**Job**
Entries follow. Set all of them down as they stand.

**Data supplied**
----

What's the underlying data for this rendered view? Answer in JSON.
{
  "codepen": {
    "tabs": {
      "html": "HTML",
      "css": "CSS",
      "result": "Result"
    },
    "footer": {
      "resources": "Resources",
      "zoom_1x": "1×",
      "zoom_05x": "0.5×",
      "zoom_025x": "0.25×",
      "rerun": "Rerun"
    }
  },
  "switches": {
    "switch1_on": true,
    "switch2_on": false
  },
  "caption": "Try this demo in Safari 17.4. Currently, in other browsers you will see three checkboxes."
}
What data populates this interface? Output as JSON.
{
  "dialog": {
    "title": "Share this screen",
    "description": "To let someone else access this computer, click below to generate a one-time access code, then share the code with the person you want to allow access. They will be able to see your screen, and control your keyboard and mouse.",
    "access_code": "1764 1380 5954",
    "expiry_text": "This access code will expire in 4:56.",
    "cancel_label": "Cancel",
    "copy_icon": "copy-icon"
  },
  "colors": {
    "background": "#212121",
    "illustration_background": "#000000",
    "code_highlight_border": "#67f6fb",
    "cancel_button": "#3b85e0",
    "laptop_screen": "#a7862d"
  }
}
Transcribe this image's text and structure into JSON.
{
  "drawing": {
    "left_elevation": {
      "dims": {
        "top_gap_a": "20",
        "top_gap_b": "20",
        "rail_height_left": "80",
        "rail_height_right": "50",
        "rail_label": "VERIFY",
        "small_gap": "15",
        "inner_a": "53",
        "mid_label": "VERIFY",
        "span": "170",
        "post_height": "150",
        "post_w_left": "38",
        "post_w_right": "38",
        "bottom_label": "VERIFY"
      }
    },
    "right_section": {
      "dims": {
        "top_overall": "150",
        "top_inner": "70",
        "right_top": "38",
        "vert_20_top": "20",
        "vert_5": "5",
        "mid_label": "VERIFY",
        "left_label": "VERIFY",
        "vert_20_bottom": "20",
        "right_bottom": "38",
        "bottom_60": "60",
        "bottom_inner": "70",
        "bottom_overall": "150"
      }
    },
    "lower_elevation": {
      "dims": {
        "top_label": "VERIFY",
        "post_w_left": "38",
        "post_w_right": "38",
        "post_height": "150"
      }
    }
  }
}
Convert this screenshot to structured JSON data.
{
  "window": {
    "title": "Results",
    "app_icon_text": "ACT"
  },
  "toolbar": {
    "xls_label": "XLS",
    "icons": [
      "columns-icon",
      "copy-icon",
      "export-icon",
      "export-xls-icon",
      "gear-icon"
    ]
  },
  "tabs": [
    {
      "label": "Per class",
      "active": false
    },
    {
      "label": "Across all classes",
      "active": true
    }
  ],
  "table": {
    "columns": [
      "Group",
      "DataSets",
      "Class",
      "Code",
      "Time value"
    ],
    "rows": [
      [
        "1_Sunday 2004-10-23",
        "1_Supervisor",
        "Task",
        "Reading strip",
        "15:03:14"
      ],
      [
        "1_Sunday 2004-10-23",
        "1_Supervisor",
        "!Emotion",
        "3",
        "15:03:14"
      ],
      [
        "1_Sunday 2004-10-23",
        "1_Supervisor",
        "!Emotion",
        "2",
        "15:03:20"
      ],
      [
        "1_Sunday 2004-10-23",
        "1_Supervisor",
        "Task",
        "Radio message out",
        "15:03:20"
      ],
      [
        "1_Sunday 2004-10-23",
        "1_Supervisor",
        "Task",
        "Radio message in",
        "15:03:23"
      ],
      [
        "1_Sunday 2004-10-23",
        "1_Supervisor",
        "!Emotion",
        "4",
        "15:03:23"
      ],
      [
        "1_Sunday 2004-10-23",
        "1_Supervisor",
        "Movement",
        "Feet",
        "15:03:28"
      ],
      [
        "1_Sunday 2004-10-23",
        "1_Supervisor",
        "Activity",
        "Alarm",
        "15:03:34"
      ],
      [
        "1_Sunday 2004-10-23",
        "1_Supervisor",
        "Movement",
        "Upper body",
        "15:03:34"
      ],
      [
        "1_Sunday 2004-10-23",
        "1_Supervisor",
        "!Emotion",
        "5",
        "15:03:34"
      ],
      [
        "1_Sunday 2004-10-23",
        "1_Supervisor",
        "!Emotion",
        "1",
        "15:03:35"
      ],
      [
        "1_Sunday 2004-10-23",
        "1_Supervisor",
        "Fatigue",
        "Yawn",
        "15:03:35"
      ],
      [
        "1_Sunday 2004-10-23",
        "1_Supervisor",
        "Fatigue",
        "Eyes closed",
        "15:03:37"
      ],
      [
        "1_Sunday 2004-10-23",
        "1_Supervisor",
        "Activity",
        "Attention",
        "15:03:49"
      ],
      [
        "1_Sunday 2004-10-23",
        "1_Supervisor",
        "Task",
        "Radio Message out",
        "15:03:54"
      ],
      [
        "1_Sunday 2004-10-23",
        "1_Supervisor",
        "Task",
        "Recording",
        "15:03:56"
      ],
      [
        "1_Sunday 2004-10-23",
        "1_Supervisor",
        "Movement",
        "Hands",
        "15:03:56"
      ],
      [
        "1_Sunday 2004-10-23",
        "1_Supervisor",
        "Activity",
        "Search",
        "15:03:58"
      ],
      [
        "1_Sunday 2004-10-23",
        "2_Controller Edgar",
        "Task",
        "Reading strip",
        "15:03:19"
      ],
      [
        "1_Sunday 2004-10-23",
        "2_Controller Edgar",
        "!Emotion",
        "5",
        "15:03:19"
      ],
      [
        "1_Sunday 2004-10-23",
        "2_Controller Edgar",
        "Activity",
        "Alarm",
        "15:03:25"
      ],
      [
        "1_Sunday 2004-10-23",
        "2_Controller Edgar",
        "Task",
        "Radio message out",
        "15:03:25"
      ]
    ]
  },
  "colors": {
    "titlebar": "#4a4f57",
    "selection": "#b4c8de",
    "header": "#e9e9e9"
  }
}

----

**Task result**
What's the underlying data for this rendered view? Answer in JSON.
{
  "codepen": {
    "tabs": {
      "html": "HTML",
      "css": "CSS",
      "result": "Result"
    },
    "footer": {
      "resources": "Resources",
      "zoom_1x": "1×",
      "zoom_05x": "0.5×",
      "zoom_025x": "0.25×",
      "rerun": "Rerun"
    }
  },
  "switches": {
    "switch1_on": true,
    "switch2_on": false
  },
  "caption": "Try this demo in Safari 17.4. Currently, in other browsers you will see three checkboxes."
}
What data populates this interface? Output as JSON.
{
  "dialog": {
    "title": "Share this screen",
    "description": "To let someone else access this computer, click below to generate a one-time access code, then share the code with the person you want to allow access. They will be able to see your screen, and control your keyboard and mouse.",
    "access_code": "1764 1380 5954",
    "expiry_text": "This access code will expire in 4:56.",
    "cancel_label": "Cancel",
    "copy_icon": "copy-icon"
  },
  "colors": {
    "background": "#212121",
    "illustration_background": "#000000",
    "code_highlight_border": "#67f6fb",
    "cancel_button": "#3b85e0",
    "laptop_screen": "#a7862d"
  }
}
Transcribe this image's text and structure into JSON.
{
  "drawing": {
    "left_elevation": {
      "dims": {
        "top_gap_a": "20",
        "top_gap_b": "20",
        "rail_height_left": "80",
        "rail_height_right": "50",
        "rail_label": "VERIFY",
        "small_gap": "15",
        "inner_a": "53",
        "mid_label": "VERIFY",
        "span": "170",
        "post_height": "150",
        "post_w_left": "38",
        "post_w_right": "38",
        "bottom_label": "VERIFY"
      }
    },
    "right_section": {
      "dims": {
        "top_overall": "150",
        "top_inner": "70",
        "right_top": "38",
        "vert_20_top": "20",
        "vert_5": "5",
        "mid_label": "VERIFY",
        "left_label": "VERIFY",
        "vert_20_bottom": "20",
        "right_bottom": "38",
        "bottom_60": "60",
        "bottom_inner": "70",
        "bottom_overall": "150"
      }
    },
    "lower_elevation": {
      "dims": {
        "top_label": "VERIFY",
        "post_w_left": "38",
        "post_w_right": "38",
        "post_height": "150"
      }
    }
  }
}
Convert this screenshot to structured JSON data.
{
  "window": {
    "title": "Results",
    "app_icon_text": "ACT"
  },
  "toolbar": {
    "xls_label": "XLS",
    "icons": [
      "columns-icon",
      "copy-icon",
      "export-icon",
      "export-xls-icon",
      "gear-icon"
    ]
  },
  "tabs": [
    {
      "label": "Per class",
      "active": false
    },
    {
      "label": "Across all classes",
      "active": true
    }
  ],
  "table": {
    "columns": [
      "Group",
      "DataSets",
      "Class",
      "Code",
      "Time value"
    ],
    "rows": [
      [
        "1_Sunday 2004-10-23",
        "1_Supervisor",
        "Task",
        "Reading strip",
        "15:03:14"
      ],
      [
        "1_Sunday 2004-10-23",
        "1_Supervisor",
        "!Emotion",
        "3",
        "15:03:14"
      ],
      [
        "1_Sunday 2004-10-23",
        "1_Supervisor",
        "!Emotion",
        "2",
        "15:03:20"
      ],
      [
        "1_Sunday 2004-10-23",
        "1_Supervisor",
        "Task",
        "Radio message out",
        "15:03:20"
      ],
      [
        "1_Sunday 2004-10-23",
        "1_Supervisor",
        "Task",
        "Radio message in",
        "15:03:23"
      ],
      [
        "1_Sunday 2004-10-23",
        "1_Supervisor",
        "!Emotion",
        "4",
        "15:03:23"
      ],
      [
        "1_Sunday 2004-10-23",
        "1_Supervisor",
        "Movement",
        "Feet",
        "15:03:28"
      ],
      [
        "1_Sunday 2004-10-23",
        "1_Supervisor",
        "Activity",
        "Alarm",
        "15:03:34"
      ],
      [
        "1_Sunday 2004-10-23",
        "1_Supervisor",
        "Movement",
        "Upper body",
        "15:03:34"
      ],
      [
        "1_Sunday 2004-10-23",
        "1_Supervisor",
        "!Emotion",
        "5",
        "15:03:34"
      ],
      [
        "1_Sunday 2004-10-23",
        "1_Supervisor",
        "!Emotion",
        "1",
        "15:03:35"
      ],
      [
        "1_Sunday 2004-10-23",
        "1_Supervisor",
        "Fatigue",
        "Yawn",
        "15:03:35"
      ],
      [
        "1_Sunday 2004-10-23",
        "1_Supervisor",
        "Fatigue",
        "Eyes closed",
        "15:03:37"
      ],
      [
        "1_Sunday 2004-10-23",
        "1_Supervisor",
        "Activity",
        "Attention",
        "15:03:49"
      ],
      [
        "1_Sunday 2004-10-23",
        "1_Supervisor",
        "Task",
        "Radio Message out",
        "15:03:54"
      ],
      [
        "1_Sunday 2004-10-23",
        "1_Supervisor",
        "Task",
        "Recording",
        "15:03:56"
      ],
      [
        "1_Sunday 2004-10-23",
        "1_Supervisor",
        "Movement",
        "Hands",
        "15:03:56"
      ],
      [
        "1_Sunday 2004-10-23",
        "1_Supervisor",
        "Activity",
        "Search",
        "15:03:58"
      ],
      [
        "1_Sunday 2004-10-23",
        "2_Controller Edgar",
        "Task",
        "Reading strip",
        "15:03:19"
      ],
      [
        "1_Sunday 2004-10-23",
        "2_Controller Edgar",
        "!Emotion",
        "5",
        "15:03:19"
      ],
      [
        "1_Sunday 2004-10-23",
        "2_Controller Edgar",
        "Activity",
        "Alarm",
        "15:03:25"
      ],
      [
        "1_Sunday 2004-10-23",
        "2_Controller Edgar",
        "Task",
        "Radio message out",
        "15:03:25"
      ]
    ]
  },
  "colors": {
    "titlebar": "#4a4f57",
    "selection": "#b4c8de",
    "header": "#e9e9e9"
  }
}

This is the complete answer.